* [Requirements]: In the entries below, find the lines that contain the word "Canonical" and copy them.

[Start Records provided]

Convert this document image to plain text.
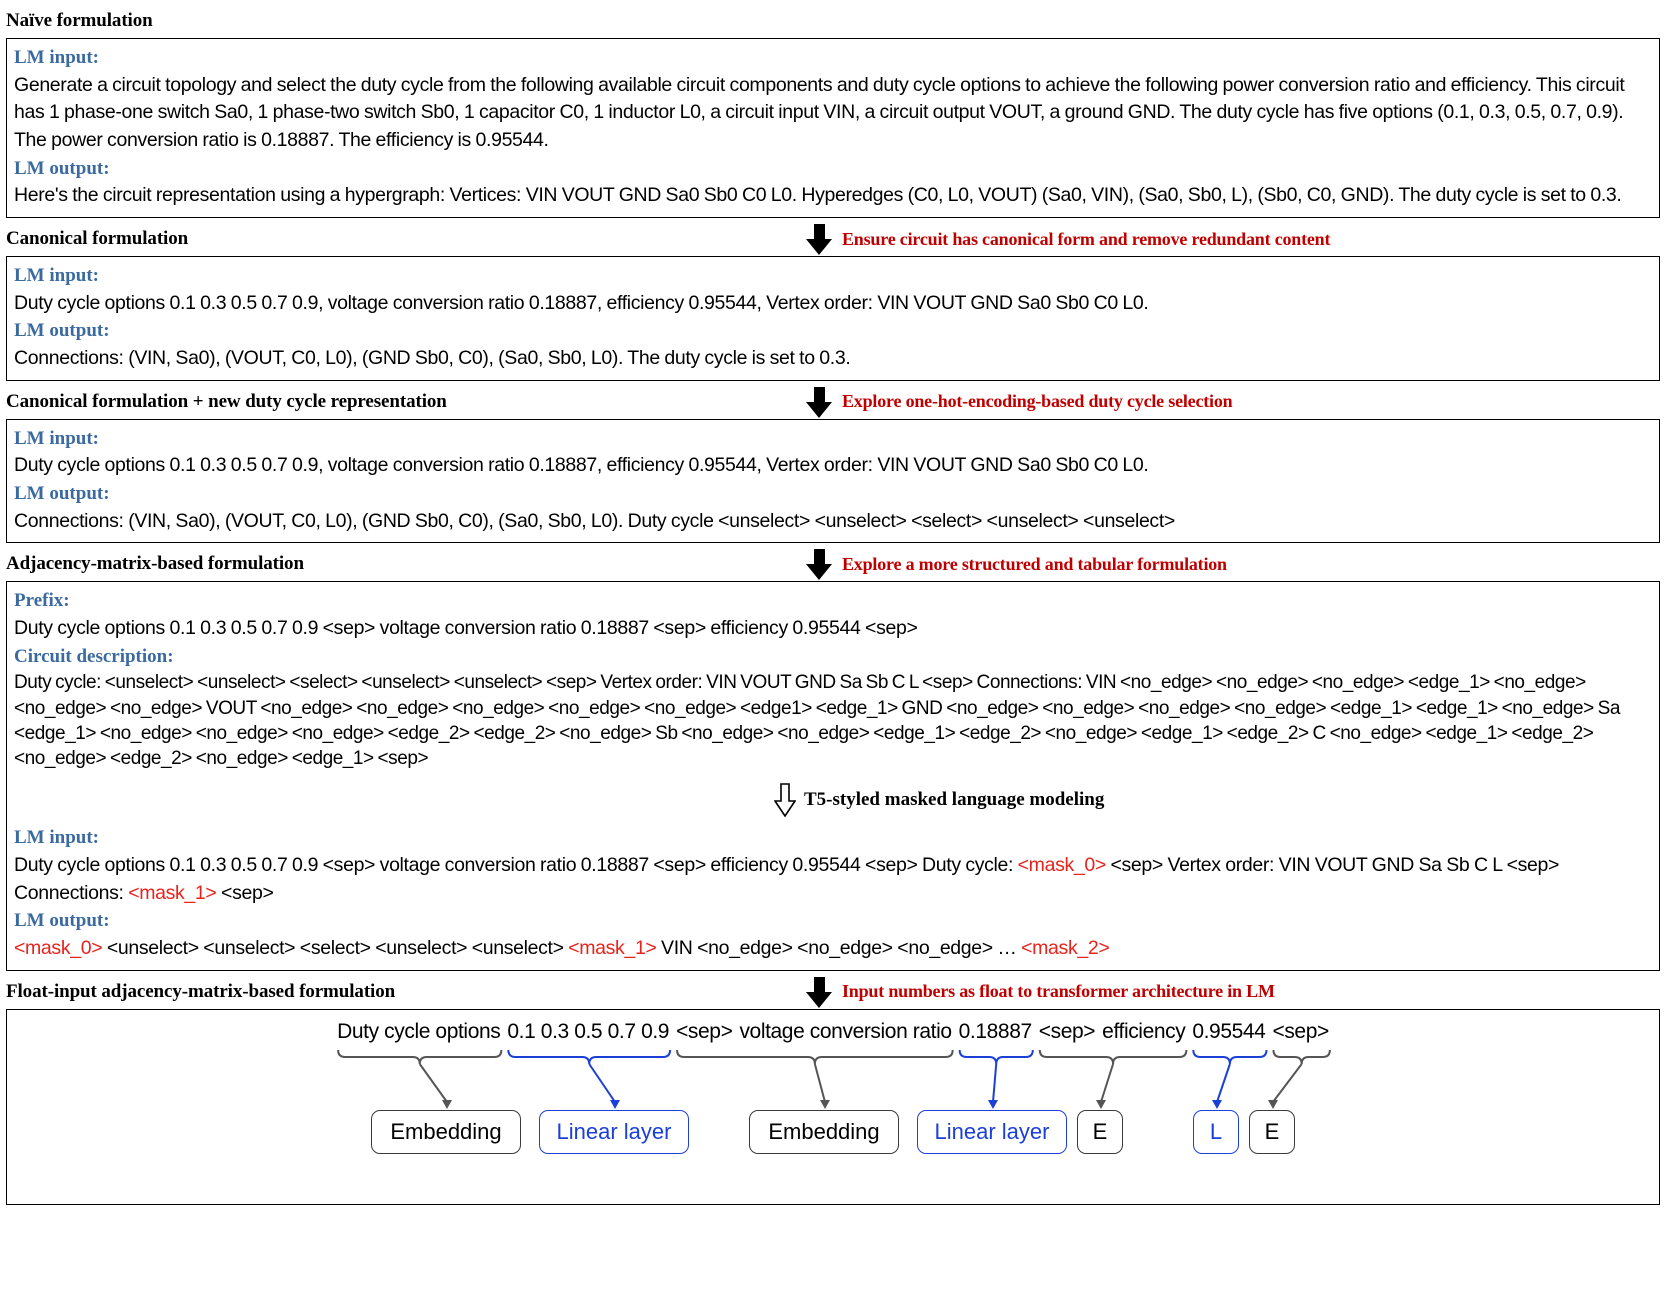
Naïve formulation
LM input:
Generate a circuit topology and select the duty cycle from the following available circuit components and duty cycle options to achieve the following power conversion ratio and efficiency. This circuit has 1 phase-one switch Sa0, 1 phase-two switch Sb0, 1 capacitor C0, 1 inductor L0, a circuit input VIN, a circuit output VOUT, a ground GND. The duty cycle has five options (0.1, 0.3, 0.5, 0.7, 0.9). The power conversion ratio is 0.18887. The efficiency is 0.95544.
LM output:
Here's the circuit representation using a hypergraph: Vertices: VIN VOUT GND Sa0 Sb0 C0 L0. Hyperedges (C0, L0, VOUT) (Sa0, VIN), (Sa0, Sb0, L), (Sb0, C0, GND). The duty cycle is set to 0.3.
Canonical formulation	Ensure circuit has canonical form and remove redundant content
LM input:
Duty cycle options 0.1 0.3 0.5 0.7 0.9, voltage conversion ratio 0.18887, efficiency 0.95544, Vertex order: VIN VOUT GND Sa0 Sb0 C0 L0.
LM output:
Connections: (VIN, Sa0), (VOUT, C0, L0), (GND Sb0, C0), (Sa0, Sb0, L0). The duty cycle is set to 0.3.
Canonical formulation + new duty cycle representation	Explore one-hot-encoding-based duty cycle selection
LM input:
Duty cycle options 0.1 0.3 0.5 0.7 0.9, voltage conversion ratio 0.18887, efficiency 0.95544, Vertex order: VIN VOUT GND Sa0 Sb0 C0 L0.
LM output:
Connections: (VIN, Sa0), (VOUT, C0, L0), (GND Sb0, C0), (Sa0, Sb0, L0). Duty cycle <unselect> <unselect> <select> <unselect> <unselect>
Adjacency-matrix-based formulation	Explore a more structured and tabular formulation
Prefix:
Duty cycle options 0.1 0.3 0.5 0.7 0.9 <sep> voltage conversion ratio 0.18887 <sep> efficiency 0.95544 <sep>
Circuit description:
Duty cycle: <unselect> <unselect> <select> <unselect> <unselect> <sep> Vertex order: VIN VOUT GND Sa Sb C L <sep> Connections: VIN <no_edge> <no_edge> <no_edge> <edge_1> <no_edge> <no_edge> <no_edge> VOUT <no_edge> <no_edge> <no_edge> <no_edge> <no_edge> <edge1> <edge_1> GND <no_edge> <no_edge> <no_edge> <no_edge> <edge_1> <edge_1> <no_edge> Sa <edge_1> <no_edge> <no_edge> <no_edge> <edge_2> <edge_2> <no_edge> Sb <no_edge> <no_edge> <edge_1> <edge_2> <no_edge> <edge_1> <edge_2> C <no_edge> <edge_1> <edge_2> <no_edge> <edge_2> <no_edge> <edge_1> <sep>
T5-styled masked language modeling
LM input:
Duty cycle options 0.1 0.3 0.5 0.7 0.9 <sep> voltage conversion ratio 0.18887 <sep> efficiency 0.95544 <sep> Duty cycle: <mask_0> <sep> Vertex order: VIN VOUT GND Sa Sb C L <sep> Connections: <mask_1> <sep>
LM output:
<mask_0> <unselect> <unselect> <select> <unselect> <unselect> <mask_1> VIN <no_edge> <no_edge> <no_edge> … <mask_2>
Float-input adjacency-matrix-based formulation	Input numbers as float to transformer architecture in LM
Duty cycle options 0.1 0.3 0.5 0.7 0.9 <sep> voltage conversion ratio 0.18887 <sep> efficiency 0.95544 <sep>
Embedding	Linear layer	Embedding	Linear layer	E	L	E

[End Records provided]

* [Output for this exercise]:
Canonical formulation	Ensure circuit has canonical form and remove redundant content
Canonical formulation + new duty cycle representation	Explore one-hot-encoding-based duty cycle selection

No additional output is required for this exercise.